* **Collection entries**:
_ _ _ _ _ _ _

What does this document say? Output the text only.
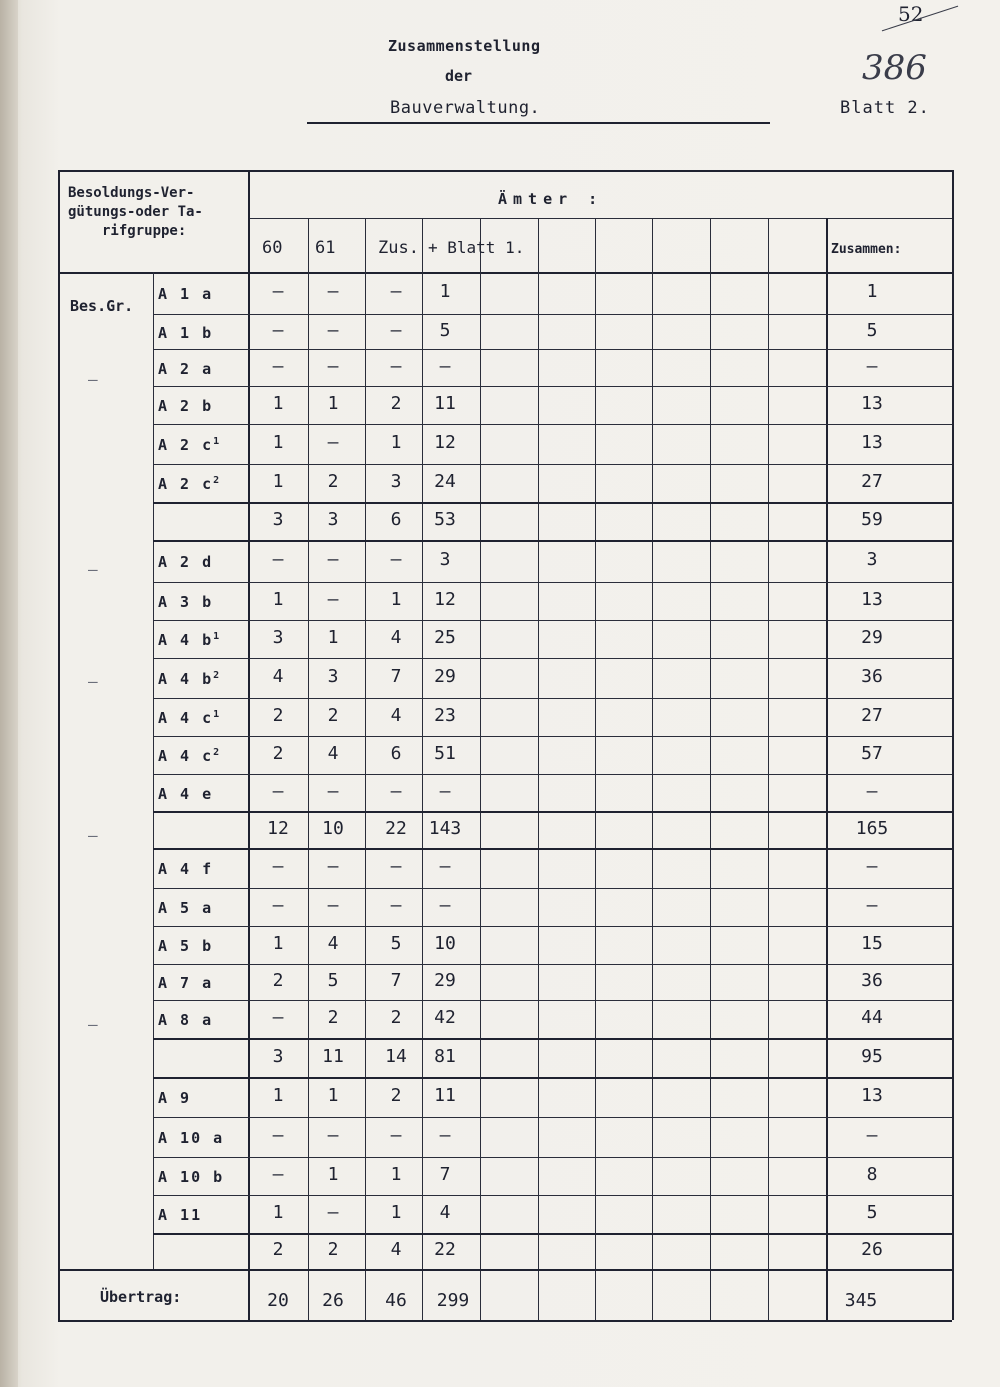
52
386
Zusammenstellung
der
Bauverwaltung.	Blatt 2.
Besoldungs-Ver-
gütungs-oder Ta-
rifgruppe:
Ämter :
60 61	Zus. + Blatt 1.	Zusammen:
Bes.Gr.
–
–
–
–
–
A 1 a	–	–	–	1	1
A 1 b	–	–	–	5	5
A 2 a	–	–	–	–	–
A 2 b	1	1	2	11	13
A 2 $c^1$	1	–	1	12	13
A 2 $c^2$	1	2	3	24	27
3	3	6	53	59
A 2 d	–	–	–	3	3
A 3 b	1	–	1	12	13
A 4 $b^1$	3	1	4	25	29
A 4 $b^2$	4	3	7	29	36
A 4 $c^1$	2	2	4	23	27
A 4 $c^2$	2	4	6	51	57
A 4 e	–	–	–	–	–
12	10	22	143	165
A 4 f	–	–	–	–	–
A 5 a	–	–	–	–	–
A 5 b	1	4	5	10	15
A 7 a	2	5	7	29	36
A 8 a	–	2	2	42	44
3	11	14	81	95
A 9	1	1	2	11	13
A 10 a	–	–	–	–	–
A 10 b	–	1	1	7	8
A 11	1	–	1	4	5
2	2	4	22	26
Übertrag:	20	26	46	299	345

_ _ _ _ _ _ _

Reproduce every line precisely as given, omitting all pictures.

* **Solution**:
What does this document say? Output the text only.
52
386
Zusammenstellung
der
Bauverwaltung.	Blatt 2.
Besoldungs-Ver-
gütungs-oder Ta-
rifgruppe:
Ämter :
60 61	Zus. + Blatt 1.	Zusammen:
Bes.Gr.
–
–
–
–
–
A 1 a	–	–	–	1	1
A 1 b	–	–	–	5	5
A 2 a	–	–	–	–	–
A 2 b	1	1	2	11	13
A 2 $c^1$	1	–	1	12	13
A 2 $c^2$	1	2	3	24	27
3	3	6	53	59
A 2 d	–	–	–	3	3
A 3 b	1	–	1	12	13
A 4 $b^1$	3	1	4	25	29
A 4 $b^2$	4	3	7	29	36
A 4 $c^1$	2	2	4	23	27
A 4 $c^2$	2	4	6	51	57
A 4 e	–	–	–	–	–
12	10	22	143	165
A 4 f	–	–	–	–	–
A 5 a	–	–	–	–	–
A 5 b	1	4	5	10	15
A 7 a	2	5	7	29	36
A 8 a	–	2	2	42	44
3	11	14	81	95
A 9	1	1	2	11	13
A 10 a	–	–	–	–	–
A 10 b	–	1	1	7	8
A 11	1	–	1	4	5
2	2	4	22	26
Übertrag:	20	26	46	299	345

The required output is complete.